» **What is being asked**: Pictures in the data below are not part of the copy; transcribe everything else exactly.

» **Extracted material**:
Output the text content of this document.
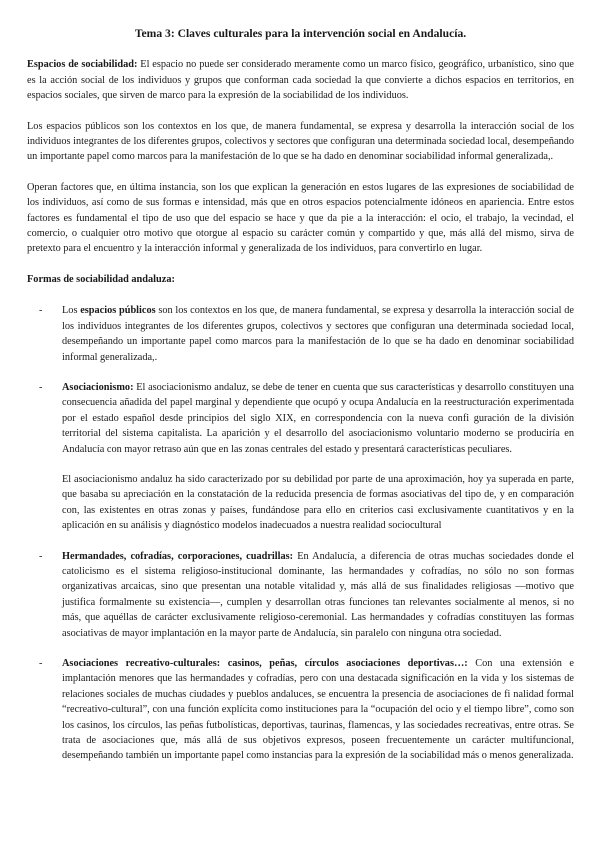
Tema 3: Claves culturales para la intervención social en Andalucía.

Espacios de sociabilidad: El espacio no puede ser considerado meramente como un marco físico, geográfico, urbanístico, sino que es la acción social de los individuos y grupos que conforman cada sociedad la que convierte a dichos espacios en territorios, en espacios sociales, que sirven de marco para la expresión de la sociabilidad de los individuos.

Los espacios públicos son los contextos en los que, de manera fundamental, se expresa y desarrolla la interacción social de los individuos integrantes de los diferentes grupos, colectivos y sectores que configuran una determinada sociedad local, desempeñando un importante papel como marcos para la manifestación de lo que se ha dado en denominar sociabilidad informal generalizada,.

Operan factores que, en última instancia, son los que explican la generación en estos lugares de las expresiones de sociabilidad de los individuos, así como de sus formas e intensidad, más que en otros espacios potencialmente idóneos en apariencia. Entre estos factores es fundamental el tipo de uso que del espacio se hace y que da pie a la interacción: el ocio, el trabajo, la vecindad, el comercio, o cualquier otro motivo que otorgue al espacio su carácter común y compartido y que, más allá del mismo, sirva de pretexto para el encuentro y la interacción informal y generalizada de los individuos, para convertirlo en lugar.

Formas de sociabilidad andaluza:
- Los espacios públicos son los contextos en los que, de manera fundamental, se expresa y desarrolla la interacción social de los individuos integrantes de los diferentes grupos, colectivos y sectores que configuran una determinada sociedad local, desempeñando un importante papel como marcos para la manifestación de lo que se ha dado en denominar sociabilidad informal generalizada,.

- Asociacionismo: El asociacionismo andaluz, se debe de tener en cuenta que sus características y desarrollo constituyen una consecuencia añadida del papel marginal y dependiente que ocupó y ocupa Andalucía en la reestructuración experimentada por el estado español desde principios del siglo XIX, en correspondencia con la nueva confi guración de la división territorial del sistema capitalista. La aparición y el desarrollo del asociacionismo voluntario moderno se produciría en Andalucía con mayor retraso aún que en las zonas centrales del estado y presentará características peculiares.

El asociacionismo andaluz ha sido caracterizado por su debilidad por parte de una aproximación, hoy ya superada en parte, que basaba su apreciación en la constatación de la reducida presencia de formas asociativas del tipo de, y en comparación con, las existentes en otras zonas y países, fundándose para ello en criterios casi exclusivamente cuantitativos y en la aplicación en su análisis y diagnóstico modelos inadecuados a nuestra realidad sociocultural

- Hermandades, cofradías, corporaciones, cuadrillas: En Andalucía, a diferencia de otras muchas sociedades donde el catolicismo es el sistema religioso-institucional dominante, las hermandades y cofradías, no sólo no son formas organizativas arcaicas, sino que presentan una notable vitalidad y, más allá de sus finalidades religiosas —motivo que justifica formalmente su existencia—, cumplen y desarrollan otras funciones tan relevantes socialmente al menos, si no más, que aquéllas de carácter exclusivamente religioso-ceremonial. Las hermandades y cofradías constituyen las formas asociativas de mayor implantación en la mayor parte de Andalucía, sin paralelo con ninguna otra sociedad.

- Asociaciones recreativo-culturales: casinos, peñas, círculos asociaciones deportivas…: Con una extensión e implantación menores que las hermandades y cofradías, pero con una destacada significación en la vida y los sistemas de relaciones sociales de muchas ciudades y pueblos andaluces, se encuentra la presencia de asociaciones de fi nalidad formal “recreativo-cultural”, con una función explícita como instituciones para la “ocupación del ocio y el tiempo libre”, como son los casinos, los círculos, las peñas futbolísticas, deportivas, taurinas, flamencas, y las sociedades recreativas, entre otras. Se trata de asociaciones que, más allá de sus objetivos expresos, poseen frecuentemente un carácter multifuncional, desempeñando también un importante papel como instancias para la expresión de la sociabilidad más o menos generalizada.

» **Problem solution**:
Output the text content of this document.
Tema 3: Claves culturales para la intervención social en Andalucía.

Espacios de sociabilidad: El espacio no puede ser considerado meramente como un marco físico, geográfico, urbanístico, sino que es la acción social de los individuos y grupos que conforman cada sociedad la que convierte a dichos espacios en territorios, en espacios sociales, que sirven de marco para la expresión de la sociabilidad de los individuos.

Los espacios públicos son los contextos en los que, de manera fundamental, se expresa y desarrolla la interacción social de los individuos integrantes de los diferentes grupos, colectivos y sectores que configuran una determinada sociedad local, desempeñando un importante papel como marcos para la manifestación de lo que se ha dado en denominar sociabilidad informal generalizada,.

Operan factores que, en última instancia, son los que explican la generación en estos lugares de las expresiones de sociabilidad de los individuos, así como de sus formas e intensidad, más que en otros espacios potencialmente idóneos en apariencia. Entre estos factores es fundamental el tipo de uso que del espacio se hace y que da pie a la interacción: el ocio, el trabajo, la vecindad, el comercio, o cualquier otro motivo que otorgue al espacio su carácter común y compartido y que, más allá del mismo, sirva de pretexto para el encuentro y la interacción informal y generalizada de los individuos, para convertirlo en lugar.

Formas de sociabilidad andaluza:
- Los espacios públicos son los contextos en los que, de manera fundamental, se expresa y desarrolla la interacción social de los individuos integrantes de los diferentes grupos, colectivos y sectores que configuran una determinada sociedad local, desempeñando un importante papel como marcos para la manifestación de lo que se ha dado en denominar sociabilidad informal generalizada,.

- Asociacionismo: El asociacionismo andaluz, se debe de tener en cuenta que sus características y desarrollo constituyen una consecuencia añadida del papel marginal y dependiente que ocupó y ocupa Andalucía en la reestructuración experimentada por el estado español desde principios del siglo XIX, en correspondencia con la nueva confi guración de la división territorial del sistema capitalista. La aparición y el desarrollo del asociacionismo voluntario moderno se produciría en Andalucía con mayor retraso aún que en las zonas centrales del estado y presentará características peculiares.

El asociacionismo andaluz ha sido caracterizado por su debilidad por parte de una aproximación, hoy ya superada en parte, que basaba su apreciación en la constatación de la reducida presencia de formas asociativas del tipo de, y en comparación con, las existentes en otras zonas y países, fundándose para ello en criterios casi exclusivamente cuantitativos y en la aplicación en su análisis y diagnóstico modelos inadecuados a nuestra realidad sociocultural

- Hermandades, cofradías, corporaciones, cuadrillas: En Andalucía, a diferencia de otras muchas sociedades donde el catolicismo es el sistema religioso-institucional dominante, las hermandades y cofradías, no sólo no son formas organizativas arcaicas, sino que presentan una notable vitalidad y, más allá de sus finalidades religiosas —motivo que justifica formalmente su existencia—, cumplen y desarrollan otras funciones tan relevantes socialmente al menos, si no más, que aquéllas de carácter exclusivamente religioso-ceremonial. Las hermandades y cofradías constituyen las formas asociativas de mayor implantación en la mayor parte de Andalucía, sin paralelo con ninguna otra sociedad.

- Asociaciones recreativo-culturales: casinos, peñas, círculos asociaciones deportivas…: Con una extensión e implantación menores que las hermandades y cofradías, pero con una destacada significación en la vida y los sistemas de relaciones sociales de muchas ciudades y pueblos andaluces, se encuentra la presencia de asociaciones de fi nalidad formal “recreativo-cultural”, con una función explícita como instituciones para la “ocupación del ocio y el tiempo libre”, como son los casinos, los círculos, las peñas futbolísticas, deportivas, taurinas, flamencas, y las sociedades recreativas, entre otras. Se trata de asociaciones que, más allá de sus objetivos expresos, poseen frecuentemente un carácter multifuncional, desempeñando también un importante papel como instancias para la expresión de la sociabilidad más o menos generalizada.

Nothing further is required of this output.